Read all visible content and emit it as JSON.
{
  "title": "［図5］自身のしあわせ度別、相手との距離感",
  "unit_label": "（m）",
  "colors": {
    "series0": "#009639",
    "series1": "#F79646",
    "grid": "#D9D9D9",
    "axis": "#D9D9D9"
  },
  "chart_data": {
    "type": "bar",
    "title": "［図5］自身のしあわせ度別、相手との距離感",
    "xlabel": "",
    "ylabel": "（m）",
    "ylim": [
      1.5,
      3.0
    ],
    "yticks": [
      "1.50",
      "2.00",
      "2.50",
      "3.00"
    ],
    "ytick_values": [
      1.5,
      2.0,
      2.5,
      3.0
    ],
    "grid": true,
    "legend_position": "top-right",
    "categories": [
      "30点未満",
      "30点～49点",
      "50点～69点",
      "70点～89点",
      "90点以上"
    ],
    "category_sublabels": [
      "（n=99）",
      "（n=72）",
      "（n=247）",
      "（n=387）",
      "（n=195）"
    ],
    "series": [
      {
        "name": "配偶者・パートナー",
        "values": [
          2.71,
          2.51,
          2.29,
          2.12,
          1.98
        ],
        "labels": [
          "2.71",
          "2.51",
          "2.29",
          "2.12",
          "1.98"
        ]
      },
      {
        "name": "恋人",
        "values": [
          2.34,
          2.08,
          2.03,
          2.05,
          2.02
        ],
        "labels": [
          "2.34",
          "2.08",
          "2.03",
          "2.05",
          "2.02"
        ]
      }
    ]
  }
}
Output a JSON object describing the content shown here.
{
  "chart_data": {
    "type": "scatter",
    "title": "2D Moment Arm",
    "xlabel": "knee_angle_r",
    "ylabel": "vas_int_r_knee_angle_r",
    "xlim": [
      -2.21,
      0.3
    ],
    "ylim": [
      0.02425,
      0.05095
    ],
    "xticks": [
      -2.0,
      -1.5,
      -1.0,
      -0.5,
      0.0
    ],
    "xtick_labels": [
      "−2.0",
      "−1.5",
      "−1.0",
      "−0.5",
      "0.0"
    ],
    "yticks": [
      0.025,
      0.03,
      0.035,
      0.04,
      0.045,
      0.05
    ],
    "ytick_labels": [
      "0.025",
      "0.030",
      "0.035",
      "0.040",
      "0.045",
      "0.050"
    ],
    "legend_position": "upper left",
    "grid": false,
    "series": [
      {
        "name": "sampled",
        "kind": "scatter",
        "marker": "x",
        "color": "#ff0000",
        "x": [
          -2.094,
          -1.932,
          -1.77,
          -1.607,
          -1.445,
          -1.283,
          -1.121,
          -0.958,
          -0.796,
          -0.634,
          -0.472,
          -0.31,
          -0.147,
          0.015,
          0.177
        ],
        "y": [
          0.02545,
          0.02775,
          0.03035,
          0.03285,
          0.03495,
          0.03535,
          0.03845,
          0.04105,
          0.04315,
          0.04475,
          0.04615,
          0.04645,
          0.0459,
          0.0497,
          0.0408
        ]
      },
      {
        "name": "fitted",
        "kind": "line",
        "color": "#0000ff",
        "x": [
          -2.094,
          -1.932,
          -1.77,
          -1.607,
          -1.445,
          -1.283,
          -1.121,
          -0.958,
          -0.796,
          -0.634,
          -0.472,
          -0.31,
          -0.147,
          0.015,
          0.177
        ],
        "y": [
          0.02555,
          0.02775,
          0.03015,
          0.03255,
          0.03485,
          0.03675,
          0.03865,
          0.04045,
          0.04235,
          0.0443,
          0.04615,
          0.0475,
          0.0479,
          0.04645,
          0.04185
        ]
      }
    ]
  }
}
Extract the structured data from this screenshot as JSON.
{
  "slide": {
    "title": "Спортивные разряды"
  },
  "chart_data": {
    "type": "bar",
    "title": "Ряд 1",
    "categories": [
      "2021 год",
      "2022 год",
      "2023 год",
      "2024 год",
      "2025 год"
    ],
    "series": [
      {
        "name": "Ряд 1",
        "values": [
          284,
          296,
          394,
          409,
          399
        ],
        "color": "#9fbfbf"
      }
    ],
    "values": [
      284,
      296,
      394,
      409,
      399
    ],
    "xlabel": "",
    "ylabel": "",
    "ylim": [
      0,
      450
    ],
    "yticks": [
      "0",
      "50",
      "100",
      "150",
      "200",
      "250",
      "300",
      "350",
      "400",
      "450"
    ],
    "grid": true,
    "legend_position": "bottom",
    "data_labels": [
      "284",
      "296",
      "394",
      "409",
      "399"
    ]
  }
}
────────────────────
### [Problem]
Using the entries above, return each line that includes the word "相手との距離感".

### [Task result]
  "title": "［図5］自身のしあわせ度別、相手との距離感",
    "title": "［図5］自身のしあわせ度別、相手との距離感",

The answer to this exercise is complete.